Copy each line below exactly and leave the pictures out.
— BEGIN —
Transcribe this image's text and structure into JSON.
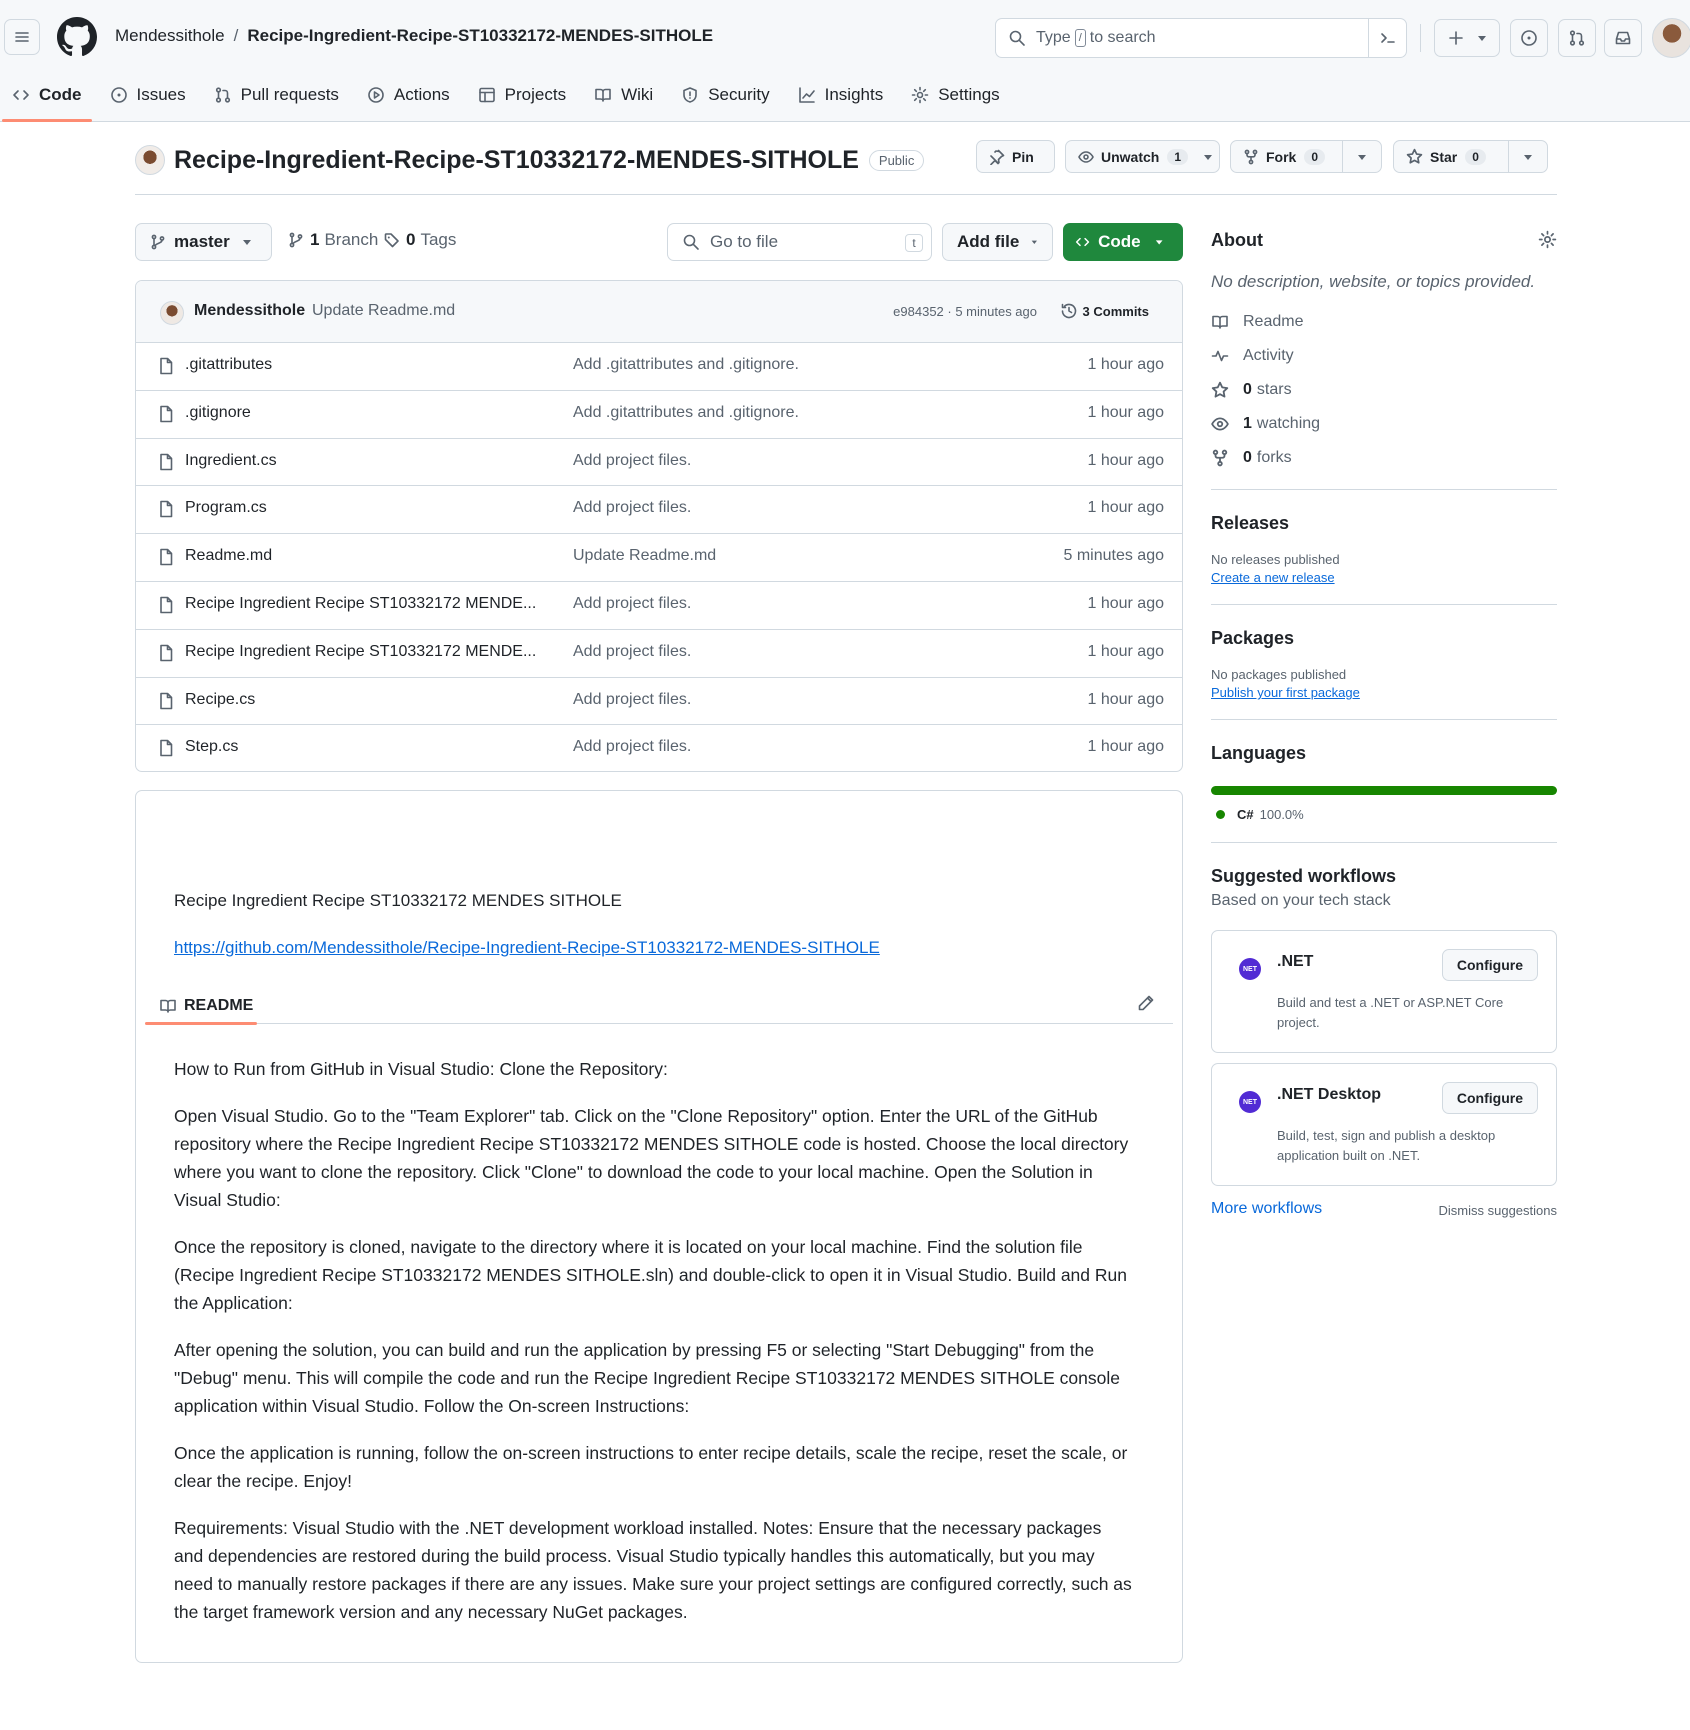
{
  "header": {
    "owner": "Mendessithole",
    "separator": "/",
    "repo": "Recipe-Ingredient-Recipe-ST10332172-MENDES-SITHOLE",
    "search": {
      "before": "Type",
      "key": "/",
      "after": "to search"
    }
  },
  "tabs": [
    {
      "label": "Code",
      "icon": "code-icon",
      "active": true
    },
    {
      "label": "Issues",
      "icon": "issue-icon"
    },
    {
      "label": "Pull requests",
      "icon": "pull-request-icon"
    },
    {
      "label": "Actions",
      "icon": "play-icon"
    },
    {
      "label": "Projects",
      "icon": "table-icon"
    },
    {
      "label": "Wiki",
      "icon": "book-icon"
    },
    {
      "label": "Security",
      "icon": "shield-icon"
    },
    {
      "label": "Insights",
      "icon": "graph-icon"
    },
    {
      "label": "Settings",
      "icon": "gear-icon"
    }
  ],
  "repo_header": {
    "title": "Recipe-Ingredient-Recipe-ST10332172-MENDES-SITHOLE",
    "visibility": "Public",
    "pin": "Pin",
    "unwatch": "Unwatch",
    "watch_count": "1",
    "fork": "Fork",
    "fork_count": "0",
    "star": "Star",
    "star_count": "0"
  },
  "toolbar": {
    "branch": "master",
    "branches_count": "1",
    "branches_label": "Branch",
    "tags_count": "0",
    "tags_label": "Tags",
    "goto_placeholder": "Go to file",
    "goto_key": "t",
    "add_file": "Add file",
    "code": "Code"
  },
  "latest_commit": {
    "author": "Mendessithole",
    "message": "Update Readme.md",
    "meta": "e984352 · 5 minutes ago",
    "commits": "3 Commits"
  },
  "files": [
    {
      "name": ".gitattributes",
      "message": "Add .gitattributes and .gitignore.",
      "age": "1 hour ago"
    },
    {
      "name": ".gitignore",
      "message": "Add .gitattributes and .gitignore.",
      "age": "1 hour ago"
    },
    {
      "name": "Ingredient.cs",
      "message": "Add project files.",
      "age": "1 hour ago"
    },
    {
      "name": "Program.cs",
      "message": "Add project files.",
      "age": "1 hour ago"
    },
    {
      "name": "Readme.md",
      "message": "Update Readme.md",
      "age": "5 minutes ago"
    },
    {
      "name": "Recipe Ingredient Recipe ST10332172 MENDE...",
      "message": "Add project files.",
      "age": "1 hour ago"
    },
    {
      "name": "Recipe Ingredient Recipe ST10332172 MENDE...",
      "message": "Add project files.",
      "age": "1 hour ago"
    },
    {
      "name": "Recipe.cs",
      "message": "Add project files.",
      "age": "1 hour ago"
    },
    {
      "name": "Step.cs",
      "message": "Add project files.",
      "age": "1 hour ago"
    }
  ],
  "readme": {
    "title_line": "Recipe Ingredient Recipe ST10332172 MENDES SITHOLE",
    "link": "https://github.com/Mendessithole/Recipe-Ingredient-Recipe-ST10332172-MENDES-SITHOLE",
    "tab_label": "README",
    "paragraphs": [
      "How to Run from GitHub in Visual Studio: Clone the Repository:",
      "Open Visual Studio. Go to the \"Team Explorer\" tab. Click on the \"Clone Repository\" option. Enter the URL of the GitHub repository where the Recipe Ingredient Recipe ST10332172 MENDES SITHOLE code is hosted. Choose the local directory where you want to clone the repository. Click \"Clone\" to download the code to your local machine. Open the Solution in Visual Studio:",
      "Once the repository is cloned, navigate to the directory where it is located on your local machine. Find the solution file (Recipe Ingredient Recipe ST10332172 MENDES SITHOLE.sln) and double-click to open it in Visual Studio. Build and Run the Application:",
      "After opening the solution, you can build and run the application by pressing F5 or selecting \"Start Debugging\" from the \"Debug\" menu. This will compile the code and run the Recipe Ingredient Recipe ST10332172 MENDES SITHOLE console application within Visual Studio. Follow the On-screen Instructions:",
      "Once the application is running, follow the on-screen instructions to enter recipe details, scale the recipe, reset the scale, or clear the recipe. Enjoy!",
      "Requirements: Visual Studio with the .NET development workload installed. Notes: Ensure that the necessary packages and dependencies are restored during the build process. Visual Studio typically handles this automatically, but you may need to manually restore packages if there are any issues. Make sure your project settings are configured correctly, such as the target framework version and any necessary NuGet packages."
    ]
  },
  "sidebar": {
    "about_title": "About",
    "about_desc": "No description, website, or topics provided.",
    "meta": [
      {
        "icon": "book-icon",
        "count": "",
        "label": "Readme"
      },
      {
        "icon": "pulse-icon",
        "count": "",
        "label": "Activity"
      },
      {
        "icon": "star-icon",
        "count": "0",
        "label": "stars"
      },
      {
        "icon": "eye-icon",
        "count": "1",
        "label": "watching"
      },
      {
        "icon": "fork-icon",
        "count": "0",
        "label": "forks"
      }
    ],
    "releases_title": "Releases",
    "releases_note": "No releases published",
    "releases_link": "Create a new release",
    "packages_title": "Packages",
    "packages_note": "No packages published",
    "packages_link": "Publish your first package",
    "languages_title": "Languages",
    "language": {
      "name": "C#",
      "percent": "100.0%",
      "color": "#178600"
    },
    "workflows_title": "Suggested workflows",
    "workflows_sub": "Based on your tech stack",
    "workflows": [
      {
        "logo": "NET",
        "name": ".NET",
        "configure": "Configure",
        "desc": "Build and test a .NET or ASP.NET Core project."
      },
      {
        "logo": "NET",
        "name": ".NET Desktop",
        "configure": "Configure",
        "desc": "Build, test, sign and publish a desktop application built on .NET."
      }
    ],
    "more_workflows": "More workflows",
    "dismiss": "Dismiss suggestions"
  },
  "colors": {
    "accent_tab": "#fd8c73",
    "primary_button": "#1f883d",
    "link": "#0969da",
    "csharp": "#178600"
  }
}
— END —
• _Solved exercise_
Transcribe this image's text and structure into JSON.
{
  "header": {
    "owner": "Mendessithole",
    "separator": "/",
    "repo": "Recipe-Ingredient-Recipe-ST10332172-MENDES-SITHOLE",
    "search": {
      "before": "Type",
      "key": "/",
      "after": "to search"
    }
  },
  "tabs": [
    {
      "label": "Code",
      "icon": "code-icon",
      "active": true
    },
    {
      "label": "Issues",
      "icon": "issue-icon"
    },
    {
      "label": "Pull requests",
      "icon": "pull-request-icon"
    },
    {
      "label": "Actions",
      "icon": "play-icon"
    },
    {
      "label": "Projects",
      "icon": "table-icon"
    },
    {
      "label": "Wiki",
      "icon": "book-icon"
    },
    {
      "label": "Security",
      "icon": "shield-icon"
    },
    {
      "label": "Insights",
      "icon": "graph-icon"
    },
    {
      "label": "Settings",
      "icon": "gear-icon"
    }
  ],
  "repo_header": {
    "title": "Recipe-Ingredient-Recipe-ST10332172-MENDES-SITHOLE",
    "visibility": "Public",
    "pin": "Pin",
    "unwatch": "Unwatch",
    "watch_count": "1",
    "fork": "Fork",
    "fork_count": "0",
    "star": "Star",
    "star_count": "0"
  },
  "toolbar": {
    "branch": "master",
    "branches_count": "1",
    "branches_label": "Branch",
    "tags_count": "0",
    "tags_label": "Tags",
    "goto_placeholder": "Go to file",
    "goto_key": "t",
    "add_file": "Add file",
    "code": "Code"
  },
  "latest_commit": {
    "author": "Mendessithole",
    "message": "Update Readme.md",
    "meta": "e984352 · 5 minutes ago",
    "commits": "3 Commits"
  },
  "files": [
    {
      "name": ".gitattributes",
      "message": "Add .gitattributes and .gitignore.",
      "age": "1 hour ago"
    },
    {
      "name": ".gitignore",
      "message": "Add .gitattributes and .gitignore.",
      "age": "1 hour ago"
    },
    {
      "name": "Ingredient.cs",
      "message": "Add project files.",
      "age": "1 hour ago"
    },
    {
      "name": "Program.cs",
      "message": "Add project files.",
      "age": "1 hour ago"
    },
    {
      "name": "Readme.md",
      "message": "Update Readme.md",
      "age": "5 minutes ago"
    },
    {
      "name": "Recipe Ingredient Recipe ST10332172 MENDE...",
      "message": "Add project files.",
      "age": "1 hour ago"
    },
    {
      "name": "Recipe Ingredient Recipe ST10332172 MENDE...",
      "message": "Add project files.",
      "age": "1 hour ago"
    },
    {
      "name": "Recipe.cs",
      "message": "Add project files.",
      "age": "1 hour ago"
    },
    {
      "name": "Step.cs",
      "message": "Add project files.",
      "age": "1 hour ago"
    }
  ],
  "readme": {
    "title_line": "Recipe Ingredient Recipe ST10332172 MENDES SITHOLE",
    "link": "https://github.com/Mendessithole/Recipe-Ingredient-Recipe-ST10332172-MENDES-SITHOLE",
    "tab_label": "README",
    "paragraphs": [
      "How to Run from GitHub in Visual Studio: Clone the Repository:",
      "Open Visual Studio. Go to the \"Team Explorer\" tab. Click on the \"Clone Repository\" option. Enter the URL of the GitHub repository where the Recipe Ingredient Recipe ST10332172 MENDES SITHOLE code is hosted. Choose the local directory where you want to clone the repository. Click \"Clone\" to download the code to your local machine. Open the Solution in Visual Studio:",
      "Once the repository is cloned, navigate to the directory where it is located on your local machine. Find the solution file (Recipe Ingredient Recipe ST10332172 MENDES SITHOLE.sln) and double-click to open it in Visual Studio. Build and Run the Application:",
      "After opening the solution, you can build and run the application by pressing F5 or selecting \"Start Debugging\" from the \"Debug\" menu. This will compile the code and run the Recipe Ingredient Recipe ST10332172 MENDES SITHOLE console application within Visual Studio. Follow the On-screen Instructions:",
      "Once the application is running, follow the on-screen instructions to enter recipe details, scale the recipe, reset the scale, or clear the recipe. Enjoy!",
      "Requirements: Visual Studio with the .NET development workload installed. Notes: Ensure that the necessary packages and dependencies are restored during the build process. Visual Studio typically handles this automatically, but you may need to manually restore packages if there are any issues. Make sure your project settings are configured correctly, such as the target framework version and any necessary NuGet packages."
    ]
  },
  "sidebar": {
    "about_title": "About",
    "about_desc": "No description, website, or topics provided.",
    "meta": [
      {
        "icon": "book-icon",
        "count": "",
        "label": "Readme"
      },
      {
        "icon": "pulse-icon",
        "count": "",
        "label": "Activity"
      },
      {
        "icon": "star-icon",
        "count": "0",
        "label": "stars"
      },
      {
        "icon": "eye-icon",
        "count": "1",
        "label": "watching"
      },
      {
        "icon": "fork-icon",
        "count": "0",
        "label": "forks"
      }
    ],
    "releases_title": "Releases",
    "releases_note": "No releases published",
    "releases_link": "Create a new release",
    "packages_title": "Packages",
    "packages_note": "No packages published",
    "packages_link": "Publish your first package",
    "languages_title": "Languages",
    "language": {
      "name": "C#",
      "percent": "100.0%",
      "color": "#178600"
    },
    "workflows_title": "Suggested workflows",
    "workflows_sub": "Based on your tech stack",
    "workflows": [
      {
        "logo": "NET",
        "name": ".NET",
        "configure": "Configure",
        "desc": "Build and test a .NET or ASP.NET Core project."
      },
      {
        "logo": "NET",
        "name": ".NET Desktop",
        "configure": "Configure",
        "desc": "Build, test, sign and publish a desktop application built on .NET."
      }
    ],
    "more_workflows": "More workflows",
    "dismiss": "Dismiss suggestions"
  },
  "colors": {
    "accent_tab": "#fd8c73",
    "primary_button": "#1f883d",
    "link": "#0969da",
    "csharp": "#178600"
  }
}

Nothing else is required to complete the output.